PROBLEM:
Give the count of lines in the data that include the string "text", with no added remarks.

INFORMATION SUPPLIED:
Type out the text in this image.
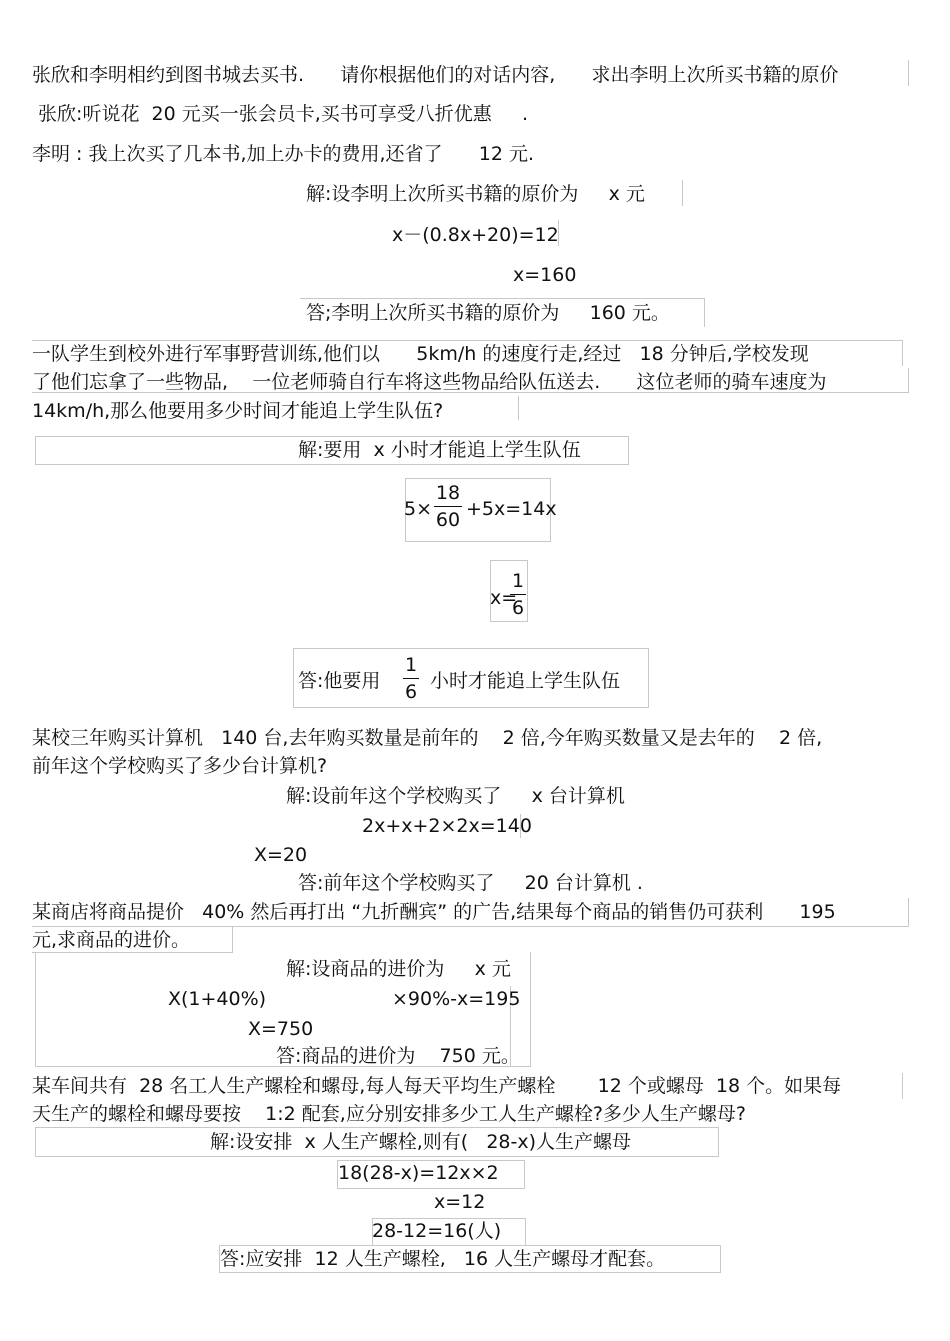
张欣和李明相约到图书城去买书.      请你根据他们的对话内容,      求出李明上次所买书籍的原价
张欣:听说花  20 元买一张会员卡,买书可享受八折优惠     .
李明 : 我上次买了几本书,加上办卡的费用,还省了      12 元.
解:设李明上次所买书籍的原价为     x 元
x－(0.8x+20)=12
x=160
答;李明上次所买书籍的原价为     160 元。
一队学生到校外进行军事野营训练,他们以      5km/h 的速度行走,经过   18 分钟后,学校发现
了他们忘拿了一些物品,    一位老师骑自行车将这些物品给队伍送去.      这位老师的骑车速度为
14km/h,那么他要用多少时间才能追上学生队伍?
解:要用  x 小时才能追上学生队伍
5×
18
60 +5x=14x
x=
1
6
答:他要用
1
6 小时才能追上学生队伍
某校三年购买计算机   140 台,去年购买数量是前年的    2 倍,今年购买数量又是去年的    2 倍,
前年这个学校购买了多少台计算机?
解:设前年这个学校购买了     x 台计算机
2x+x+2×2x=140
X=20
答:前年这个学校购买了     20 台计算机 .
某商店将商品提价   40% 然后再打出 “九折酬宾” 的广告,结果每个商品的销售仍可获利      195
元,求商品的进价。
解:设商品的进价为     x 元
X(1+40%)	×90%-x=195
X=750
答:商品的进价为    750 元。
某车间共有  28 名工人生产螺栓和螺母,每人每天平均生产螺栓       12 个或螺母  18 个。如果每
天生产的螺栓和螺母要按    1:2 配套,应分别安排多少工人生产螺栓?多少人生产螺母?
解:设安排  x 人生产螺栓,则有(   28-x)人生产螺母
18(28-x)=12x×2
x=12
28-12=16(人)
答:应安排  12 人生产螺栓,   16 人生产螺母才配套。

...

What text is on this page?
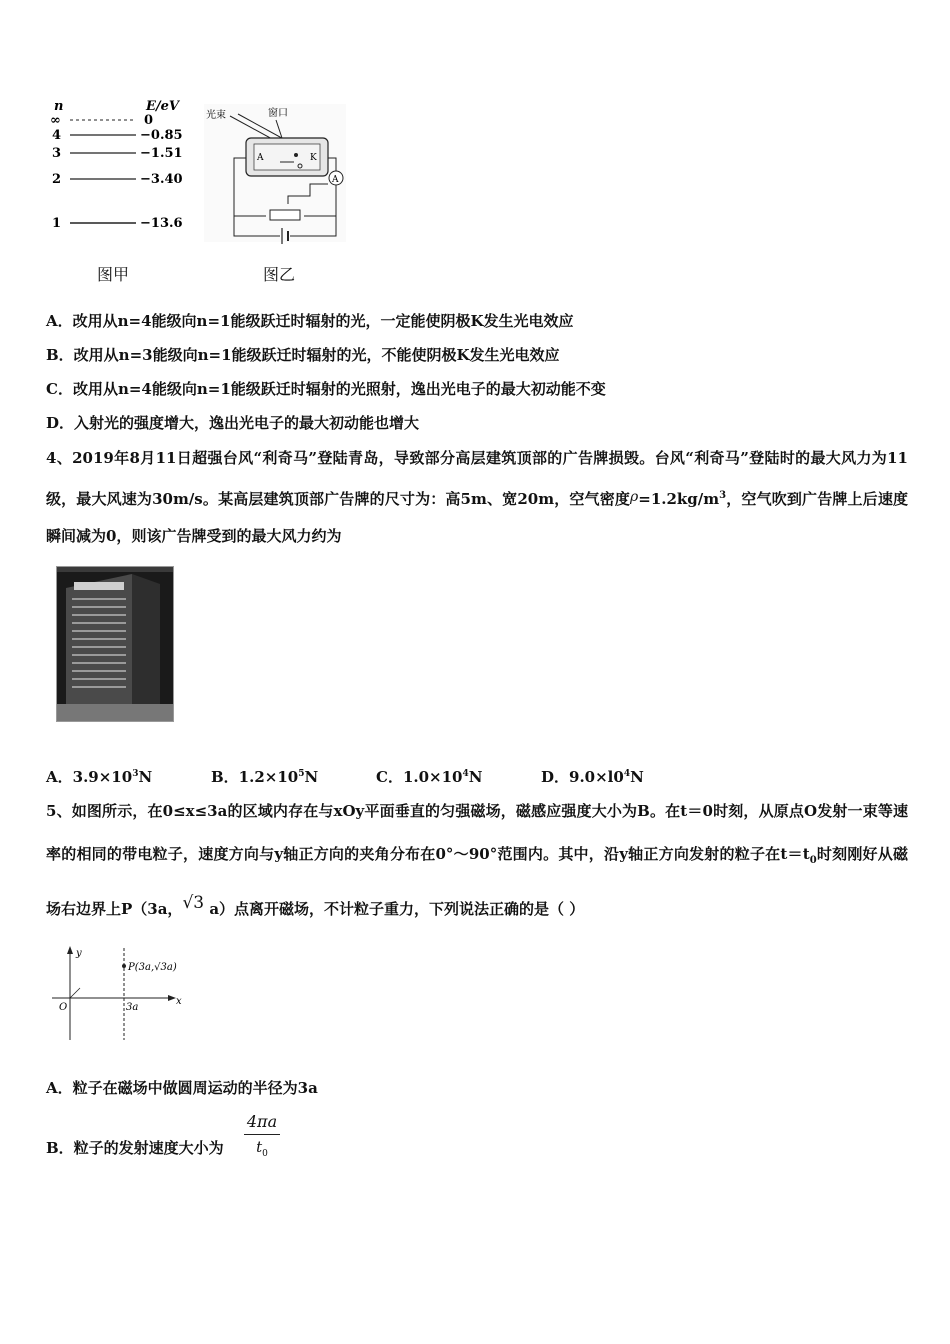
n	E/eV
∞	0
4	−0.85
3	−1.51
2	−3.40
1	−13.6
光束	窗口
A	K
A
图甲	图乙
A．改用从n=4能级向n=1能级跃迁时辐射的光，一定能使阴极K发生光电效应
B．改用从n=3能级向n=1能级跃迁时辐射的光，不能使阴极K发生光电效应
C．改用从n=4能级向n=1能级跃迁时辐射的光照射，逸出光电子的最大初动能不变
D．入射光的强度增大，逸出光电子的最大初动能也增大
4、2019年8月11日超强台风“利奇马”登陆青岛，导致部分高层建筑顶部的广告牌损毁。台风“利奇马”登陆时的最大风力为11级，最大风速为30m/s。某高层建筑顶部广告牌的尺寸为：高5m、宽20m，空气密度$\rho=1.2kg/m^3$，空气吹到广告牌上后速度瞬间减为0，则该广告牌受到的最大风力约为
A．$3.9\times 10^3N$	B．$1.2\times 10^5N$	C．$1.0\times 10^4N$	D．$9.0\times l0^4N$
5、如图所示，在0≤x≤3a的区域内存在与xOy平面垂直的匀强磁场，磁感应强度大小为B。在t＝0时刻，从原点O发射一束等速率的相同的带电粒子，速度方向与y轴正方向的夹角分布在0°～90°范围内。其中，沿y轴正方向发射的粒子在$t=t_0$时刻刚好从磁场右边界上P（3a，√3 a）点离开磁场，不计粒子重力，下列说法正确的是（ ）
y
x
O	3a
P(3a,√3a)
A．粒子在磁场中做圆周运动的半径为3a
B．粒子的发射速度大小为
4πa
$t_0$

CORRECT RESULT:
2